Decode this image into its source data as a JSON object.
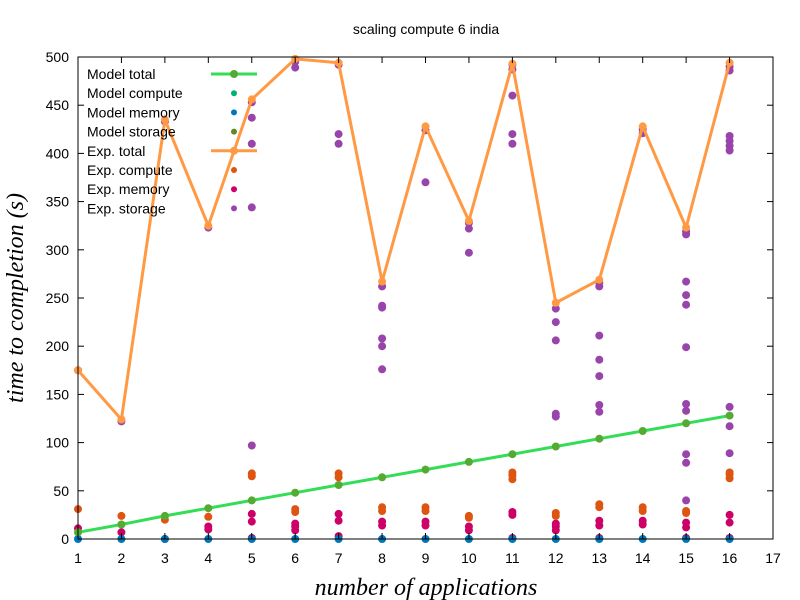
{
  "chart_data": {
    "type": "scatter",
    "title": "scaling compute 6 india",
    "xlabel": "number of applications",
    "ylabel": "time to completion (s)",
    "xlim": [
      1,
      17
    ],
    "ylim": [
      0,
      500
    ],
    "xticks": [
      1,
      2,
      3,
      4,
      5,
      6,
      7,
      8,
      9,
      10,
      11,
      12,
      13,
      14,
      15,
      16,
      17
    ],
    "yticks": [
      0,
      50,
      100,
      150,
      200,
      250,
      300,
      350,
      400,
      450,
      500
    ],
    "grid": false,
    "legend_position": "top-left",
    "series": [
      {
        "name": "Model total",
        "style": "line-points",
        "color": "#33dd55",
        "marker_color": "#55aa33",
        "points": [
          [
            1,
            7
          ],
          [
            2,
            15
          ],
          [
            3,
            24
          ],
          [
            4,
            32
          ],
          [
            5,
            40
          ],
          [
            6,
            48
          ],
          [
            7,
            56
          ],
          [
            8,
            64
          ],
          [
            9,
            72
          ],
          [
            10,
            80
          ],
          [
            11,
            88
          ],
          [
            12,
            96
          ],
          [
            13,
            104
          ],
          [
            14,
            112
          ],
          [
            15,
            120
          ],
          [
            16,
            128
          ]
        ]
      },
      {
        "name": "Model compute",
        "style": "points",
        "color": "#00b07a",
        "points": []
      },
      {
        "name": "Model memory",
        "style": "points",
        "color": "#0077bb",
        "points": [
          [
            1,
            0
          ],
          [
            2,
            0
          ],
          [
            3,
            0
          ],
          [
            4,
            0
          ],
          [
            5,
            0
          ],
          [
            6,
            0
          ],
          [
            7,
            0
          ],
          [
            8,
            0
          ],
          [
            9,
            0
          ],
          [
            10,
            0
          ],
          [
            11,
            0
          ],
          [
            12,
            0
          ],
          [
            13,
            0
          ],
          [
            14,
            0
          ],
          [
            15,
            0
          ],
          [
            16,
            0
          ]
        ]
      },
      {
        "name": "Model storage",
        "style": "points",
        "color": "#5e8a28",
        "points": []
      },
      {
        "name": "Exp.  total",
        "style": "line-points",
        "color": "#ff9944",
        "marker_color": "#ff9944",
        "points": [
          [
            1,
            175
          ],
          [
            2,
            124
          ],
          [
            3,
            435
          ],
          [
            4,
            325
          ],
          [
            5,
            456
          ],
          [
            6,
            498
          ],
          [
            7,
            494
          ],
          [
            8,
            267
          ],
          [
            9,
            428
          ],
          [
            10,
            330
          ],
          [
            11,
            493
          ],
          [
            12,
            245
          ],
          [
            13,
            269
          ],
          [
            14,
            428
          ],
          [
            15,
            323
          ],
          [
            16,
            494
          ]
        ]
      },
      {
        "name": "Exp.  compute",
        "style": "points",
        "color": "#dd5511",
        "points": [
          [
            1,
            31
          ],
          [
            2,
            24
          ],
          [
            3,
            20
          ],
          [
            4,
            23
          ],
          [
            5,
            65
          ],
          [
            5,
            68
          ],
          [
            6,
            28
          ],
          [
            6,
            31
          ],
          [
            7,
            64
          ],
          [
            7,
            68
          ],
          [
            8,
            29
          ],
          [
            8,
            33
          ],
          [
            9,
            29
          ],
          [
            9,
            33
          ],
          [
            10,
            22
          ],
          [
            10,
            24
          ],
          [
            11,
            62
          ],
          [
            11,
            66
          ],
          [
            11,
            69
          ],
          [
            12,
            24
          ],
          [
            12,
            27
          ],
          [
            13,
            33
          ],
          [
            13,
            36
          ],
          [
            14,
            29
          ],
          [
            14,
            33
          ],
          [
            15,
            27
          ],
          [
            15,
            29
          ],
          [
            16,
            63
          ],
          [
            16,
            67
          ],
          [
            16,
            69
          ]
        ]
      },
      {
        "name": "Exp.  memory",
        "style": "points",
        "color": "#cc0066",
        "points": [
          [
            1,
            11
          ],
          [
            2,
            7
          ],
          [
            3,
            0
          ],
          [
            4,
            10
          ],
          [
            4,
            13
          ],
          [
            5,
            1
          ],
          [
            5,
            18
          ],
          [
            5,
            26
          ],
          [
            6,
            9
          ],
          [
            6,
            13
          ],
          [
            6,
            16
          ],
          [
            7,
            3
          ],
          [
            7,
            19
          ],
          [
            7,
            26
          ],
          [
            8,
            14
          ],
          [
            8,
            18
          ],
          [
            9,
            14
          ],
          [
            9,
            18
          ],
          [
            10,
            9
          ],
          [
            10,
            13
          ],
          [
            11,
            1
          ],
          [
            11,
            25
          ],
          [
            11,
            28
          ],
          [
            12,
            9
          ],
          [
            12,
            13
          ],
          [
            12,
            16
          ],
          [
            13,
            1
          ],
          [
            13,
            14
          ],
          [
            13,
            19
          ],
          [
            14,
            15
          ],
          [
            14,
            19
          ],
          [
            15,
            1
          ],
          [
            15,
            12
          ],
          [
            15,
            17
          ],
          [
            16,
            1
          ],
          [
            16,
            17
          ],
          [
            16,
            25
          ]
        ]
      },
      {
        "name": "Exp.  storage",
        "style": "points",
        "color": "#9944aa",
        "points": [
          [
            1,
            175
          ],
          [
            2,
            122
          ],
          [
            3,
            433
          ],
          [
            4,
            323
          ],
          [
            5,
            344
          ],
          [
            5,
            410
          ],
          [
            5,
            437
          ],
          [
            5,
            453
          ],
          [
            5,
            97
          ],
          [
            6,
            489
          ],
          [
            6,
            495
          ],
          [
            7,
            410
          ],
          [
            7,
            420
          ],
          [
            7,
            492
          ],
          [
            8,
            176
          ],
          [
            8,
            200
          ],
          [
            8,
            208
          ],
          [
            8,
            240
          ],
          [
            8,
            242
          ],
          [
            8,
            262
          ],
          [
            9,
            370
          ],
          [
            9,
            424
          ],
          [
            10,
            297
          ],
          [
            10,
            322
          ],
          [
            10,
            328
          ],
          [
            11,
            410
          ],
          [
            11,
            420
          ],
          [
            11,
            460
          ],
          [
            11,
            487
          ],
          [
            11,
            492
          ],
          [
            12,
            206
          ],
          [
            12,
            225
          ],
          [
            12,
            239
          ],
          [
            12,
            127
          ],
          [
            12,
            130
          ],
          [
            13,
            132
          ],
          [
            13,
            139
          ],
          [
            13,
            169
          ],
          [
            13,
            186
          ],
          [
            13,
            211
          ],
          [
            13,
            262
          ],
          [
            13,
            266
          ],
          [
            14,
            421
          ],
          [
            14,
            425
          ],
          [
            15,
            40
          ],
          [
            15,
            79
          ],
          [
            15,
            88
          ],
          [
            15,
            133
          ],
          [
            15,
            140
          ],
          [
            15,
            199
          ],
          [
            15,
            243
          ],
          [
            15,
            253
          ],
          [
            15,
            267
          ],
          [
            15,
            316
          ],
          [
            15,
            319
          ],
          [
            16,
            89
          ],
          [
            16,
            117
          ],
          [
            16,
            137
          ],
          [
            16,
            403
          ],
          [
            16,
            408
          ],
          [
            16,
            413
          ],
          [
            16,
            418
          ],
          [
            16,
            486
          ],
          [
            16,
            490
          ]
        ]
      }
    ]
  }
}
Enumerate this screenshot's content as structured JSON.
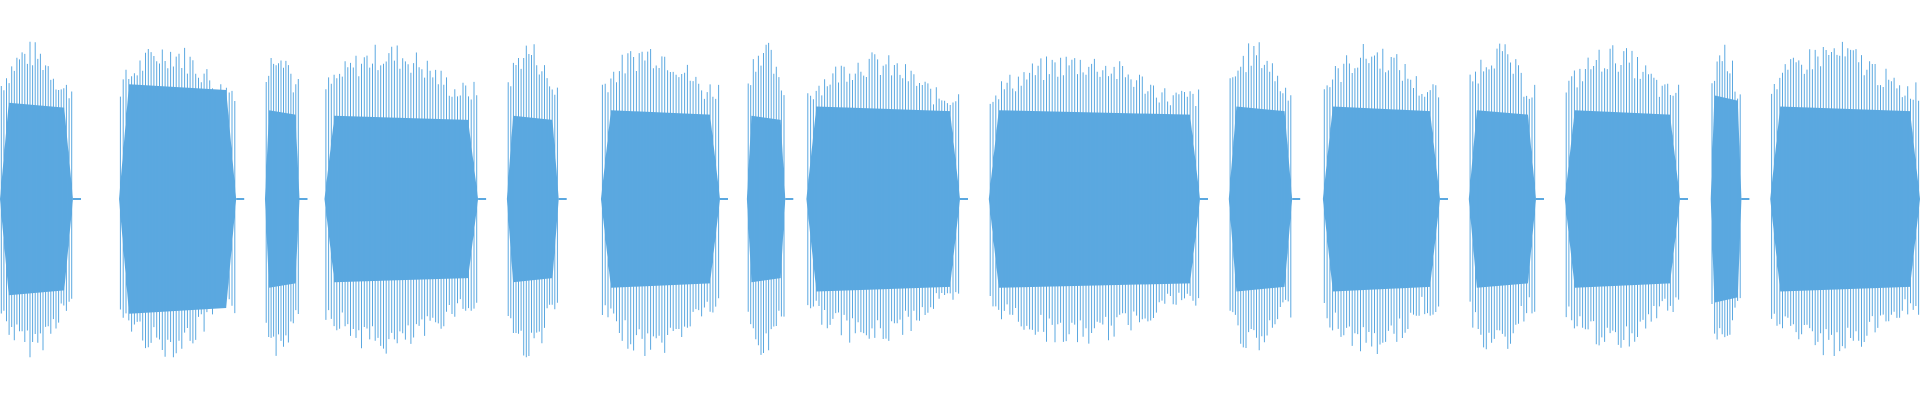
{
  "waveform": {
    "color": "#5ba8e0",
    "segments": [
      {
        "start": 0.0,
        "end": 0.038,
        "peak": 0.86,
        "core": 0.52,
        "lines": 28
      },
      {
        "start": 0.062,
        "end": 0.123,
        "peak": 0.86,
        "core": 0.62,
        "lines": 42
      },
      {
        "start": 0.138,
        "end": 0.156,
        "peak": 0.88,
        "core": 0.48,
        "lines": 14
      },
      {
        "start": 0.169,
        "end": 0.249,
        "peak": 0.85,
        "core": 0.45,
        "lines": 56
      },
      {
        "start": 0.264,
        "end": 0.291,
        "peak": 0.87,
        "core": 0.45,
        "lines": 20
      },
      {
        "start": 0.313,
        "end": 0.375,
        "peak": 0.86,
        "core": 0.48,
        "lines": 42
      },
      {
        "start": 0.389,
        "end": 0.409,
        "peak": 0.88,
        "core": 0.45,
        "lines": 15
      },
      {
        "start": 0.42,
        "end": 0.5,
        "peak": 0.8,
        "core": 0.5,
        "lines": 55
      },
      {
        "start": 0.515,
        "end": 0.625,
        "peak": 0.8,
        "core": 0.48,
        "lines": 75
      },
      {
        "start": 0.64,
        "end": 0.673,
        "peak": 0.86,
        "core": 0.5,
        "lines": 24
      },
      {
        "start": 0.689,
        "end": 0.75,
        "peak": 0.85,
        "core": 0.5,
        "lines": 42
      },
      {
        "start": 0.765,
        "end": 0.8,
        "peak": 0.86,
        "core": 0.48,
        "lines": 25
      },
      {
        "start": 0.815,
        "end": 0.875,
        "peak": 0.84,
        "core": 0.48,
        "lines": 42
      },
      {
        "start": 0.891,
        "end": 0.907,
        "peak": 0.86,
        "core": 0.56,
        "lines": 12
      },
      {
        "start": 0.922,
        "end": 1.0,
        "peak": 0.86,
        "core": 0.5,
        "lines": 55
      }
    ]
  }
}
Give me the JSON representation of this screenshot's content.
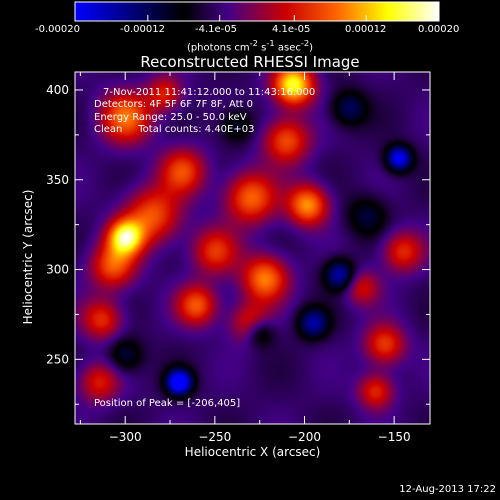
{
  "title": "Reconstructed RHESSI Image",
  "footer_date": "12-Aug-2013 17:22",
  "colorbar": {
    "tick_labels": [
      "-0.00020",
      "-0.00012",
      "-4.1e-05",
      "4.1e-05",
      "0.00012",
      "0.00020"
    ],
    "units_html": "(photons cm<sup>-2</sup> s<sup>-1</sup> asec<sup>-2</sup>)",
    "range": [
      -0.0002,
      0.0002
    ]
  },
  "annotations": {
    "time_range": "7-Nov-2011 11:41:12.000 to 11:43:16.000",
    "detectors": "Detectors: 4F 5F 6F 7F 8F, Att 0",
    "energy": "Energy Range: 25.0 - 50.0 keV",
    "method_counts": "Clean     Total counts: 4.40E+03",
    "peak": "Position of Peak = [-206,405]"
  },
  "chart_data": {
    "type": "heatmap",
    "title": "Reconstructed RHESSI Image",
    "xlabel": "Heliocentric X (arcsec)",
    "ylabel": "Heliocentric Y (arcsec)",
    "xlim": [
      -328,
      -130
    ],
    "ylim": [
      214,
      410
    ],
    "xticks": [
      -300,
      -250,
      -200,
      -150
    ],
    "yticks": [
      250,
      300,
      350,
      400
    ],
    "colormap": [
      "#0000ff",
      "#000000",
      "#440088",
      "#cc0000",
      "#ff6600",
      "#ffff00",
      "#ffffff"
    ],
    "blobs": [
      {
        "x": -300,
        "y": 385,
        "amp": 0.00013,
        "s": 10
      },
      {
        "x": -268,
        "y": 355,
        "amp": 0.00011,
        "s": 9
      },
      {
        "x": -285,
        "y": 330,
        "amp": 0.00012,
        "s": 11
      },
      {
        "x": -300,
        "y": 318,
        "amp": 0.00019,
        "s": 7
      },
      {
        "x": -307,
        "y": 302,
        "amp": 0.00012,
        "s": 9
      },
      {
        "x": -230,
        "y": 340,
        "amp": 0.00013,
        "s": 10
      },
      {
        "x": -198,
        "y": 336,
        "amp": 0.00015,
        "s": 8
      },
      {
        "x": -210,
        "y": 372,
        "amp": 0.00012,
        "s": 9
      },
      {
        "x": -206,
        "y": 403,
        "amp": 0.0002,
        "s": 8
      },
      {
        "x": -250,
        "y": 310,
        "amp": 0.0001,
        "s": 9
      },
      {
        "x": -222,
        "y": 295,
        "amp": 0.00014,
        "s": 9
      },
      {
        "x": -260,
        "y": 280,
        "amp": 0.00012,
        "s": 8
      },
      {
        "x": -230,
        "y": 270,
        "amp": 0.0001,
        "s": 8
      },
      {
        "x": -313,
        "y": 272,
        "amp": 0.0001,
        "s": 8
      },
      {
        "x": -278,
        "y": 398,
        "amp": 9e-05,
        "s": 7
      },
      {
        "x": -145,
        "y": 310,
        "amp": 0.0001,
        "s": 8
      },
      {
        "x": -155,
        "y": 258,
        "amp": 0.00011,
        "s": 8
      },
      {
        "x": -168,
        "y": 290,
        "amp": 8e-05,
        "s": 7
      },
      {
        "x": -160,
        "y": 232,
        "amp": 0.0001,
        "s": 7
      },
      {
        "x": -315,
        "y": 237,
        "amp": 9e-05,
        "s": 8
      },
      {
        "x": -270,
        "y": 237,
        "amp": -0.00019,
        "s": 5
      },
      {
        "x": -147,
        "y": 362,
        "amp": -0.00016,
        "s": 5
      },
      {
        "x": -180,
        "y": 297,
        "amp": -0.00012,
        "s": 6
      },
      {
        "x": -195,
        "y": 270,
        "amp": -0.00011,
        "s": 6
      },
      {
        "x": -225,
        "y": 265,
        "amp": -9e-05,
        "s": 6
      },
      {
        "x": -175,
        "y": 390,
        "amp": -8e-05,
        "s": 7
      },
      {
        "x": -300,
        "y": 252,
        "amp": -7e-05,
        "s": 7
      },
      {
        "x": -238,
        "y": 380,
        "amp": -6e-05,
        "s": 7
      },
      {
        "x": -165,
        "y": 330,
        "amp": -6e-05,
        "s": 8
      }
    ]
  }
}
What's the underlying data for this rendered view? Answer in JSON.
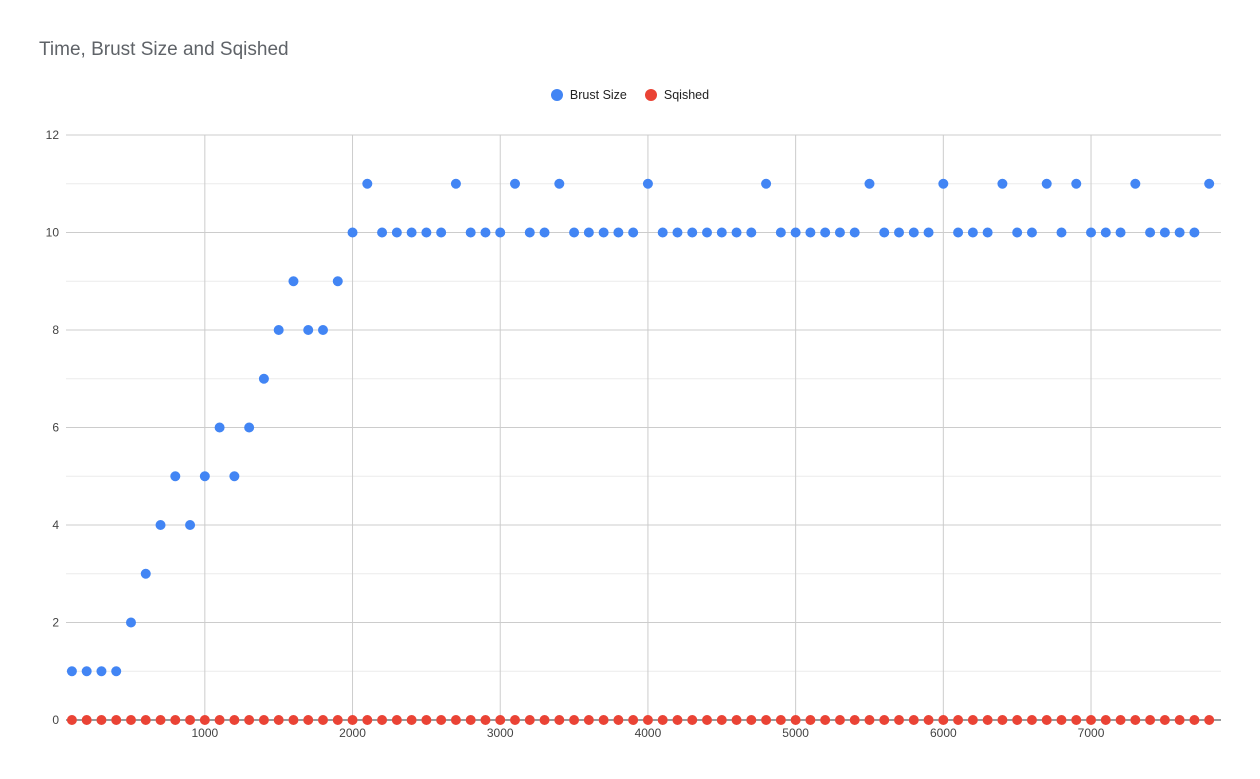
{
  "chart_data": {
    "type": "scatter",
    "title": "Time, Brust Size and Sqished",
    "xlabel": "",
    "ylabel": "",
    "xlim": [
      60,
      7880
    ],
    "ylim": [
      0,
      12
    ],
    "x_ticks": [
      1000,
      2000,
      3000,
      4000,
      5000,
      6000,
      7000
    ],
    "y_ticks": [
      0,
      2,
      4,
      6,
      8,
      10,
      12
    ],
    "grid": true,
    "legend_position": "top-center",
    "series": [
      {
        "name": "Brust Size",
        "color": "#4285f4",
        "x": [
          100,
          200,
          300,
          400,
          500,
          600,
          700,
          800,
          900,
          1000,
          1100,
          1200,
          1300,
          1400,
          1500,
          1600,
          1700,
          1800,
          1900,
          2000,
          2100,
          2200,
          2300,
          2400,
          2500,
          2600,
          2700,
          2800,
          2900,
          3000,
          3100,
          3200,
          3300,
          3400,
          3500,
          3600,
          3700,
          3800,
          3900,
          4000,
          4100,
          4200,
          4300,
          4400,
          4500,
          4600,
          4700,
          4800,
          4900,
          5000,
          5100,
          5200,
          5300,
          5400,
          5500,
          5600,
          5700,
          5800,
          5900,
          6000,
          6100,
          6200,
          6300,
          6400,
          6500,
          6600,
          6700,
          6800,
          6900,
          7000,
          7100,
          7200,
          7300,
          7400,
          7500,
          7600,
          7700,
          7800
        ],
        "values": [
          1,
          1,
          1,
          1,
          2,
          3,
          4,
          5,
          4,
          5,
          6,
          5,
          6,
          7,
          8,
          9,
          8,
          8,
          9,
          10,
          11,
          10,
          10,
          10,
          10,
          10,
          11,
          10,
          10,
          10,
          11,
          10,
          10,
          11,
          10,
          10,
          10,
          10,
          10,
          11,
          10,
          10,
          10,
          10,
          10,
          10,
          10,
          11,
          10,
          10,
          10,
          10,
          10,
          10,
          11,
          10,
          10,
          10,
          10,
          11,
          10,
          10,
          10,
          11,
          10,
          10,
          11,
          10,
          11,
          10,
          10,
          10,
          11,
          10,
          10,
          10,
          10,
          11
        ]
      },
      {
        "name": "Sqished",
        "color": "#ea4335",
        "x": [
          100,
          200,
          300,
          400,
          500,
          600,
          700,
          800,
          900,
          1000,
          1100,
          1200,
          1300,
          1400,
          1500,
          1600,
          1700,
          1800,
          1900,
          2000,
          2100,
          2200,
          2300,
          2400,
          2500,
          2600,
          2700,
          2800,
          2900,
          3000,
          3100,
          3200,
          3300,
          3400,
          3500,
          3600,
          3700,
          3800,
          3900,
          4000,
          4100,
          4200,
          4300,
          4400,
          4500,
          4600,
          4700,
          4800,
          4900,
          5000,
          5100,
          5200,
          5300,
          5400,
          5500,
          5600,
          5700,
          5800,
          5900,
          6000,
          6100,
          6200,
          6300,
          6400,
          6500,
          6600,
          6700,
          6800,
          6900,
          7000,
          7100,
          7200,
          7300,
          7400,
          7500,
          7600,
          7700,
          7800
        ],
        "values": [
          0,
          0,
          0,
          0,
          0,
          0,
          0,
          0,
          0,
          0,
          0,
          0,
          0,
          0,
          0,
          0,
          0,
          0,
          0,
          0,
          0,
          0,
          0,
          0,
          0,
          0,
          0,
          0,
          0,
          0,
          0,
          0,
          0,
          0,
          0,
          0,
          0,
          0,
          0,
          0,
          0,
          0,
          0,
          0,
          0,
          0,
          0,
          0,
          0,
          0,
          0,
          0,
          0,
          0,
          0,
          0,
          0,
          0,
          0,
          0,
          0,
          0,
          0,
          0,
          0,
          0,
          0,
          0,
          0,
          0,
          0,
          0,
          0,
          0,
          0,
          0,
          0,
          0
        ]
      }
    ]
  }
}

----

Written request:
The lines to collect are those holding the string "storage"; copy them all.

Solution to the problem:
        "name": "Model storage",
        "name": "Exp.  storage",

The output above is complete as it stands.